[Data entries]
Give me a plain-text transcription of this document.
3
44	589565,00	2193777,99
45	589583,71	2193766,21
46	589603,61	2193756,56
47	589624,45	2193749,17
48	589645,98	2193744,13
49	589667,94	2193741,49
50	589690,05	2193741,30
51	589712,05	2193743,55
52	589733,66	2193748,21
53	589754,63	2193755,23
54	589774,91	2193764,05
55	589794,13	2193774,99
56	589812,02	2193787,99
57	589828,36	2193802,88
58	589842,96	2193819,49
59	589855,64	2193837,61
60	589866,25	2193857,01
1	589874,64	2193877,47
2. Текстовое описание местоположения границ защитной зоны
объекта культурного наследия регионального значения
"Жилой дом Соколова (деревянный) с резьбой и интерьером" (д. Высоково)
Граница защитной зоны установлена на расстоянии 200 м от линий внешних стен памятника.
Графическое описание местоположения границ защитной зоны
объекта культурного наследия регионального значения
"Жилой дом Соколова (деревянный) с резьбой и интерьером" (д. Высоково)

- _Challenge_:
Reproduce the full listing above, character for character.

- _Result_:
Give me a plain-text transcription of this document.
3
44	589565,00	2193777,99
45	589583,71	2193766,21
46	589603,61	2193756,56
47	589624,45	2193749,17
48	589645,98	2193744,13
49	589667,94	2193741,49
50	589690,05	2193741,30
51	589712,05	2193743,55
52	589733,66	2193748,21
53	589754,63	2193755,23
54	589774,91	2193764,05
55	589794,13	2193774,99
56	589812,02	2193787,99
57	589828,36	2193802,88
58	589842,96	2193819,49
59	589855,64	2193837,61
60	589866,25	2193857,01
1	589874,64	2193877,47
2. Текстовое описание местоположения границ защитной зоны
объекта культурного наследия регионального значения
"Жилой дом Соколова (деревянный) с резьбой и интерьером" (д. Высоково)
Граница защитной зоны установлена на расстоянии 200 м от линий внешних стен памятника.
Графическое описание местоположения границ защитной зоны
объекта культурного наследия регионального значения
"Жилой дом Соколова (деревянный) с резьбой и интерьером" (д. Высоково)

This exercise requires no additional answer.